TO DO - Search the material for the word "temperature" and copy each line that holds it.

DATA FOR THE TASK -
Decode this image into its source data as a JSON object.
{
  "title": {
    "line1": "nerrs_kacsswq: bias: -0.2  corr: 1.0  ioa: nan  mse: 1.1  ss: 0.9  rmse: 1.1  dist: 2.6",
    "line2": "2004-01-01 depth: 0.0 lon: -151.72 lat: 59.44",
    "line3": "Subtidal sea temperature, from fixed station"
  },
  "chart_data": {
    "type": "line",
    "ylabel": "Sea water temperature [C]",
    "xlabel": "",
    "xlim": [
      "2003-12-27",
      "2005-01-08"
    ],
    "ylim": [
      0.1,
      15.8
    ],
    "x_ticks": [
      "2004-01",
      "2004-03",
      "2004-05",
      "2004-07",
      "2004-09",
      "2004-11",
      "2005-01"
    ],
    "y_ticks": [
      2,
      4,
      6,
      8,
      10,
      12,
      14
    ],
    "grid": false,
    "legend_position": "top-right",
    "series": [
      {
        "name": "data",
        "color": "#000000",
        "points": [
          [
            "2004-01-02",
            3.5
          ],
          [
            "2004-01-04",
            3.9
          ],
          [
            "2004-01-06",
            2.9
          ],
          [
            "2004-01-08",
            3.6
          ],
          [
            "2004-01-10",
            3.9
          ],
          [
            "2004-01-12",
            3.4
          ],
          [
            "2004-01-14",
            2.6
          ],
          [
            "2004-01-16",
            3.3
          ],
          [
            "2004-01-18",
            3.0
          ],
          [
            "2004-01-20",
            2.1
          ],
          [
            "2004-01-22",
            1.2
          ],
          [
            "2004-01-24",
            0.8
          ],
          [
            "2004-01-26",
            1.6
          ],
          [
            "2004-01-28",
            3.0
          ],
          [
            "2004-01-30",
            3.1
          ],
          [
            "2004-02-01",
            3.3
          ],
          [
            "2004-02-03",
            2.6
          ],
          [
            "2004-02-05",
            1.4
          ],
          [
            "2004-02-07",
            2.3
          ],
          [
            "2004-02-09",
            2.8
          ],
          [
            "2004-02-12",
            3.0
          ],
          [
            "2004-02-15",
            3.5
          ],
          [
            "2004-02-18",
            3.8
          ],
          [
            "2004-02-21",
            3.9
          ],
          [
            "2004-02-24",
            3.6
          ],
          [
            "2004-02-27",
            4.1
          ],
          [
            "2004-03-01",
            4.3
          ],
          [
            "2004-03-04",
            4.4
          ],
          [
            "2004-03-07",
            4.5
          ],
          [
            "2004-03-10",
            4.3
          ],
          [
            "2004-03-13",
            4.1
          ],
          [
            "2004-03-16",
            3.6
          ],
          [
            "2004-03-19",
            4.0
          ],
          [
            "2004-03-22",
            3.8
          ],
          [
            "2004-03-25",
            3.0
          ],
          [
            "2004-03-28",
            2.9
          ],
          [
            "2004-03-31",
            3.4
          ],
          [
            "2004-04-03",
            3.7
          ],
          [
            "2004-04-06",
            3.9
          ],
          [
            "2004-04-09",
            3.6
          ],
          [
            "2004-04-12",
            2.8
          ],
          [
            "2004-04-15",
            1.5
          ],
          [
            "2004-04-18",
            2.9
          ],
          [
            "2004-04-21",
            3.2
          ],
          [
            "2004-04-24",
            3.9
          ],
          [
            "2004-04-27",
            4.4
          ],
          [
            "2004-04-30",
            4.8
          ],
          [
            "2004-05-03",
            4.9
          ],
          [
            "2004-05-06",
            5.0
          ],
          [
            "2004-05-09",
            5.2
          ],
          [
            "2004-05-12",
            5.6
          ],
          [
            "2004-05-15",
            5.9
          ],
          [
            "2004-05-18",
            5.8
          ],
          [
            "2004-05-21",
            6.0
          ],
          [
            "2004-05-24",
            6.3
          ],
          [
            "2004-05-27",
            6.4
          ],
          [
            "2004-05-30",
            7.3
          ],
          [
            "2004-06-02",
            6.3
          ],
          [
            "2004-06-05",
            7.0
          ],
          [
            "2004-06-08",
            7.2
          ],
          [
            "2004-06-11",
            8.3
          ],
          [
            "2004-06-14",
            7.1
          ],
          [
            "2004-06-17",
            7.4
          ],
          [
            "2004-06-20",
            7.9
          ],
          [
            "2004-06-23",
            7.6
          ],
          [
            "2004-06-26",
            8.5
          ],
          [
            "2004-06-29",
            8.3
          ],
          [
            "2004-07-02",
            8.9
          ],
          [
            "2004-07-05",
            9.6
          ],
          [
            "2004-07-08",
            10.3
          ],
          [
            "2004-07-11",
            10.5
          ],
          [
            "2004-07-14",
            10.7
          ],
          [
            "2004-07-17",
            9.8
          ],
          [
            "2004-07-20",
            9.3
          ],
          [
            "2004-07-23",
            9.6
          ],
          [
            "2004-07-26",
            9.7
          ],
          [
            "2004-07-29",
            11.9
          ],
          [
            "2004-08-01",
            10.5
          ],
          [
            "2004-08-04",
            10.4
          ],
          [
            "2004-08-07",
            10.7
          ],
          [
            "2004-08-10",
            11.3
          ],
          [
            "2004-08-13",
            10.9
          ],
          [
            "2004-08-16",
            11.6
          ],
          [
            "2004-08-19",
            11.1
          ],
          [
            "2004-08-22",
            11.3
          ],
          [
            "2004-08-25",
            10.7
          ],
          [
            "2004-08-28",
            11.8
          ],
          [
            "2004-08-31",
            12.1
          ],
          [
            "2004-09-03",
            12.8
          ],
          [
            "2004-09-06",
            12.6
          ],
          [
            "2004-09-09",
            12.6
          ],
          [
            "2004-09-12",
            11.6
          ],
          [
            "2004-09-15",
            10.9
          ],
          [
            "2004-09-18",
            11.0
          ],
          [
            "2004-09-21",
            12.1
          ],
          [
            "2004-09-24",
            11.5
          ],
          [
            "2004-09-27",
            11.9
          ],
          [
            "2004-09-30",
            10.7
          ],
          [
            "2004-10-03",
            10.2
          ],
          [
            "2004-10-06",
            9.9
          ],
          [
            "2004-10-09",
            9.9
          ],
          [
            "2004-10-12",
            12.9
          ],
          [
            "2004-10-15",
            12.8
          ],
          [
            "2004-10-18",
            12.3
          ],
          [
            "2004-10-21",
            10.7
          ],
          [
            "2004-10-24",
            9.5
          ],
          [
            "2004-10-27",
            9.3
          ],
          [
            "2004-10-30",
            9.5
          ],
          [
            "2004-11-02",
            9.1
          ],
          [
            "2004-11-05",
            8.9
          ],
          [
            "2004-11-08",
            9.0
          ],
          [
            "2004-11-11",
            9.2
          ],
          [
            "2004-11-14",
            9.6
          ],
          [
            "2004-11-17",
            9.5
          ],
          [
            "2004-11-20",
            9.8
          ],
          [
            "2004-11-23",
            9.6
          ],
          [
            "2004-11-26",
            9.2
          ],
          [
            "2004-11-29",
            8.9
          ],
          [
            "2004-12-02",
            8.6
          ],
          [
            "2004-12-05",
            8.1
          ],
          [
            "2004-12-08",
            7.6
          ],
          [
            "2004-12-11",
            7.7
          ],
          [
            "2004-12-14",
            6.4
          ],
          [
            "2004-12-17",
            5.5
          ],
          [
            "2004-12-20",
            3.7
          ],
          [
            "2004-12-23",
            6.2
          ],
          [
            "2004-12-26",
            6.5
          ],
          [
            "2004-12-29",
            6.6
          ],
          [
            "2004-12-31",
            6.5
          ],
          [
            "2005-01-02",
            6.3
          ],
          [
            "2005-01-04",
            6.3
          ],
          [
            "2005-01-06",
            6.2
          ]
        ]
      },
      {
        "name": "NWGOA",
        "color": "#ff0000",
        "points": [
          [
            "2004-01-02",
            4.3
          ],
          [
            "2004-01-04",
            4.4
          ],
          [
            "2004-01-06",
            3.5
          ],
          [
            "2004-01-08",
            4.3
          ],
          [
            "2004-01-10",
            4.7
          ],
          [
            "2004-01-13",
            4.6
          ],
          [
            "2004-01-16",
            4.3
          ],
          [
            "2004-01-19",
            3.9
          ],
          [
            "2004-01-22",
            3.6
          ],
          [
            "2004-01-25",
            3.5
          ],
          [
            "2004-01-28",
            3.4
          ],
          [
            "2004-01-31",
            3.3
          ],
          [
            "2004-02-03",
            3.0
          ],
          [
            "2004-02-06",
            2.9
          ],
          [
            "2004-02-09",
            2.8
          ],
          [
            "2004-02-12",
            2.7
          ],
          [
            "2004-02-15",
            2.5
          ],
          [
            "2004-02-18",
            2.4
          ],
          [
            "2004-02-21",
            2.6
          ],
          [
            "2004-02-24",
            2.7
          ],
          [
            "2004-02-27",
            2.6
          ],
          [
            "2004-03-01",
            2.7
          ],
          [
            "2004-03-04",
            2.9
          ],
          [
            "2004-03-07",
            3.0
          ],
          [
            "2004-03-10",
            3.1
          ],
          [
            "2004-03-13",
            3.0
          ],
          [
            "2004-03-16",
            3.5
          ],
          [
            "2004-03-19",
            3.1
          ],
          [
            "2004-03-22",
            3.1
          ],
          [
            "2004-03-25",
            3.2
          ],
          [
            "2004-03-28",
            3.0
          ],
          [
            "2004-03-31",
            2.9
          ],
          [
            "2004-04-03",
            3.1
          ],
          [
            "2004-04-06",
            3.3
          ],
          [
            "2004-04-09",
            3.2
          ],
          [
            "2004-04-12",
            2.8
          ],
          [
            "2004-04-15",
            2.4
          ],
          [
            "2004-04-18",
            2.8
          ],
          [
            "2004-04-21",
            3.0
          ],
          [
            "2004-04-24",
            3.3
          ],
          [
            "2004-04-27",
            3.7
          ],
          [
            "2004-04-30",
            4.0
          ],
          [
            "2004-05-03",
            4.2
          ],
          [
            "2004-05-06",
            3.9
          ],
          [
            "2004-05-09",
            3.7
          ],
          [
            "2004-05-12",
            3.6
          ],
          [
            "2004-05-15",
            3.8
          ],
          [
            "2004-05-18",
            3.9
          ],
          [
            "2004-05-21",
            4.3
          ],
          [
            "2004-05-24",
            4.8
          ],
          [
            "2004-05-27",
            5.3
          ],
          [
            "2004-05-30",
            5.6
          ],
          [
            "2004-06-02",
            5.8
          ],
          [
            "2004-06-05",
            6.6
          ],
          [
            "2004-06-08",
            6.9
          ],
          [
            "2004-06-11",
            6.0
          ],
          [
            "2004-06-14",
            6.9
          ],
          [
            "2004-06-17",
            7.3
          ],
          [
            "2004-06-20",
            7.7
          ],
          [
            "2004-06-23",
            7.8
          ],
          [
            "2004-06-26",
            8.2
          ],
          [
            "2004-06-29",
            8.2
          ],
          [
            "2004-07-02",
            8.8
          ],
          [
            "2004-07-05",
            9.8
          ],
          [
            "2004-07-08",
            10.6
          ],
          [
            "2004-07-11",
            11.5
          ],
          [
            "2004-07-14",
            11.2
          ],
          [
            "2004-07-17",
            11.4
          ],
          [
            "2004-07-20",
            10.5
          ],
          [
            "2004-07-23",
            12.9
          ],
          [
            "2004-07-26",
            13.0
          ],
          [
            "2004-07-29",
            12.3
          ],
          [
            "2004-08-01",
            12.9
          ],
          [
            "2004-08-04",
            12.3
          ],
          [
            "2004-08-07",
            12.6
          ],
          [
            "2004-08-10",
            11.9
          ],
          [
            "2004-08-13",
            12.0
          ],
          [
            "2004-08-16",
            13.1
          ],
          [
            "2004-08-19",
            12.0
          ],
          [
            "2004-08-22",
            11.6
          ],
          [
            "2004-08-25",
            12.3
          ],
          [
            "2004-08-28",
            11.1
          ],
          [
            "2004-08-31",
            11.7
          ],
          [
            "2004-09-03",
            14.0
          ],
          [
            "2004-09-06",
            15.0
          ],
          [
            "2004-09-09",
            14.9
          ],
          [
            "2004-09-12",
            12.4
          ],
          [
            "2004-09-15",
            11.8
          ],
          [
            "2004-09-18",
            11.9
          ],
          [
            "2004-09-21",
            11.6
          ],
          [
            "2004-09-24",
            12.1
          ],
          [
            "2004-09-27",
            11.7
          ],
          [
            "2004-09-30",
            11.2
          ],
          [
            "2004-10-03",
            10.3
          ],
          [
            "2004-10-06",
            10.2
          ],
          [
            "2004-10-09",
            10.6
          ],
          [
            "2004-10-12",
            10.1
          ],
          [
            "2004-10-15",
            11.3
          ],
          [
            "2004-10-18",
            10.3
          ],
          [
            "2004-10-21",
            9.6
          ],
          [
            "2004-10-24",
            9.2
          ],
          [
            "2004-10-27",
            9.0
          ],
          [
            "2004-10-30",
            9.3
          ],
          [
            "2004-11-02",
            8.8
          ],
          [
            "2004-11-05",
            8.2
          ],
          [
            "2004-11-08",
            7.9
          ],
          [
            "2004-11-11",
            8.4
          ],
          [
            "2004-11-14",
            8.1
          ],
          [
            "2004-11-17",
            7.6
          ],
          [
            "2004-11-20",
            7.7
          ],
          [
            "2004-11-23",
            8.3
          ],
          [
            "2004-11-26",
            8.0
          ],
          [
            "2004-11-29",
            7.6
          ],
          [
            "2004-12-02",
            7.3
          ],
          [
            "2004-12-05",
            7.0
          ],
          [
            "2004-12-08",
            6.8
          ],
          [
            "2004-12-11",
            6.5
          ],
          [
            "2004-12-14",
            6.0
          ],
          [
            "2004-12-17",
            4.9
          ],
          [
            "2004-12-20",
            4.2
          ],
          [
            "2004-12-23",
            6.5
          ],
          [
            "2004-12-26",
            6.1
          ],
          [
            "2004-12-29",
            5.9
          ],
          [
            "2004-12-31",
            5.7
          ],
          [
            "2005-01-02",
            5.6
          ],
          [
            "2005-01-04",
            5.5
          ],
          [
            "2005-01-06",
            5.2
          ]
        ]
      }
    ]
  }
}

ANSWER TO THE EXERCISE -
    "line3": "Subtidal sea temperature, from fixed station"
    "ylabel": "Sea water temperature [C]",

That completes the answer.